#### Given instruction
In the listing below, find every line with the string "application" and pull it out.

#### Supplied information
+++++

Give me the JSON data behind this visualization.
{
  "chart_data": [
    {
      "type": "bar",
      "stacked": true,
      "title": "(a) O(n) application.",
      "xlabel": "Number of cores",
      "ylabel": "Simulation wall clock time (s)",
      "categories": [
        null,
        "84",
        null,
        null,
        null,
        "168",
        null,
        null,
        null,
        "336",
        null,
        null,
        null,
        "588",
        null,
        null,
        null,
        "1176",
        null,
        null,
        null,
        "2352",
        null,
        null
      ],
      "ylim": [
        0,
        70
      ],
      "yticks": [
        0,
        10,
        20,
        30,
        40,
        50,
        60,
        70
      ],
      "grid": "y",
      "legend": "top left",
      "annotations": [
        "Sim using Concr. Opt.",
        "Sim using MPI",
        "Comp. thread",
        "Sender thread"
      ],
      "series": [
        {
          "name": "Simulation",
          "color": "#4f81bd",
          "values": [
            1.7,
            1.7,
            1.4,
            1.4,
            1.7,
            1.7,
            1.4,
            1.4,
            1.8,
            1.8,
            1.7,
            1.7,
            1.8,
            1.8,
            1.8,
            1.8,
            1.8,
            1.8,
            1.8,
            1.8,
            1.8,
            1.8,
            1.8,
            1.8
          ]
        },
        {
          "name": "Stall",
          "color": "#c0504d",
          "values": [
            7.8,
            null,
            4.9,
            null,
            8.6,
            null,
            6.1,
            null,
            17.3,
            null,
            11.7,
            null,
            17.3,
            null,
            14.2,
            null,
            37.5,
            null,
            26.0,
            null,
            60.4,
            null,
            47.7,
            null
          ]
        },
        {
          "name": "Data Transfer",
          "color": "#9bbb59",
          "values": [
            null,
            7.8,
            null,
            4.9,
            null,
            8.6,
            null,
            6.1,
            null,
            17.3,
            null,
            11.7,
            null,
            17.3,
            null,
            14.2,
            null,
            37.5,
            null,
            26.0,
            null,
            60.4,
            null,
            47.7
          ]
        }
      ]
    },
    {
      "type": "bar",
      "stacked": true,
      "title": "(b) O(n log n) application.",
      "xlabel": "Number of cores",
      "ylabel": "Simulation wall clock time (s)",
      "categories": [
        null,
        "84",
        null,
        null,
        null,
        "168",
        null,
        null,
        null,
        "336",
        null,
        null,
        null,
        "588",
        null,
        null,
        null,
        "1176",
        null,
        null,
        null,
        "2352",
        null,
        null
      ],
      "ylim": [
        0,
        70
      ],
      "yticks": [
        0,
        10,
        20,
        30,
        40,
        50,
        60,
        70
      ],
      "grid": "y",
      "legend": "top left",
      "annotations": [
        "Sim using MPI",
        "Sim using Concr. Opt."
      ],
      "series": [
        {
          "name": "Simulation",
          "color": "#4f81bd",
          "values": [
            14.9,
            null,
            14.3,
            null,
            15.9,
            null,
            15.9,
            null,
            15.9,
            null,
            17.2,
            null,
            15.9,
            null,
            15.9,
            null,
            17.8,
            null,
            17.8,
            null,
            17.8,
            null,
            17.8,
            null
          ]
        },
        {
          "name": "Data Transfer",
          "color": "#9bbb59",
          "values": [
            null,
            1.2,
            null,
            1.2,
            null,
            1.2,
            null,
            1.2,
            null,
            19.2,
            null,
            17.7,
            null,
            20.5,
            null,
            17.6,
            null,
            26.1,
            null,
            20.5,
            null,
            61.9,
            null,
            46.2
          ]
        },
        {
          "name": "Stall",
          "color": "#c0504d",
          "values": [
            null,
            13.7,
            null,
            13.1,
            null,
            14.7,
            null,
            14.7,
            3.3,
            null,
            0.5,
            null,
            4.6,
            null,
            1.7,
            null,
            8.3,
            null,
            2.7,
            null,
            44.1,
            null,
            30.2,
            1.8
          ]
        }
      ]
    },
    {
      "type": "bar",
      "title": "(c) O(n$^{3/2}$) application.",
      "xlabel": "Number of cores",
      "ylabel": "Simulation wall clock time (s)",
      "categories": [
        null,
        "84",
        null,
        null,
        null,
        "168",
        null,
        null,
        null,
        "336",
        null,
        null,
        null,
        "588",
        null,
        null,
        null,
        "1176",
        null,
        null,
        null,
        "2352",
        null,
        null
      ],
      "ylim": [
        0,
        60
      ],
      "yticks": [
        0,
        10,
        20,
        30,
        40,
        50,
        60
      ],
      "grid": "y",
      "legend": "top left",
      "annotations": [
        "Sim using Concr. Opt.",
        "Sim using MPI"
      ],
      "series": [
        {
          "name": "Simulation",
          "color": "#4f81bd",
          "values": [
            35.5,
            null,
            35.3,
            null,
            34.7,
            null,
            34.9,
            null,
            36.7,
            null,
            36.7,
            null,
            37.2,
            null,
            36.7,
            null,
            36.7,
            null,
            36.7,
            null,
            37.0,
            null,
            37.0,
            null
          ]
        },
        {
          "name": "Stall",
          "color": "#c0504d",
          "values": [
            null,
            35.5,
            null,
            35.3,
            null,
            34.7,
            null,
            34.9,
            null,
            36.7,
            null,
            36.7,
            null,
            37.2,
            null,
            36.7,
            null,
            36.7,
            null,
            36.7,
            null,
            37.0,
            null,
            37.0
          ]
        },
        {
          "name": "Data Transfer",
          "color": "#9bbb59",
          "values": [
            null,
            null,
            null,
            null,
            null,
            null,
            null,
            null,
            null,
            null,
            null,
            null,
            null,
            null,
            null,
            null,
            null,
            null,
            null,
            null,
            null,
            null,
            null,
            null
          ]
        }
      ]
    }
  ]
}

+++++

#### Response for this exercise
      "title": "(a) O(n) application.",
      "title": "(b) O(n log n) application.",
      "title": "(c) O(n$^{3/2}$) application.",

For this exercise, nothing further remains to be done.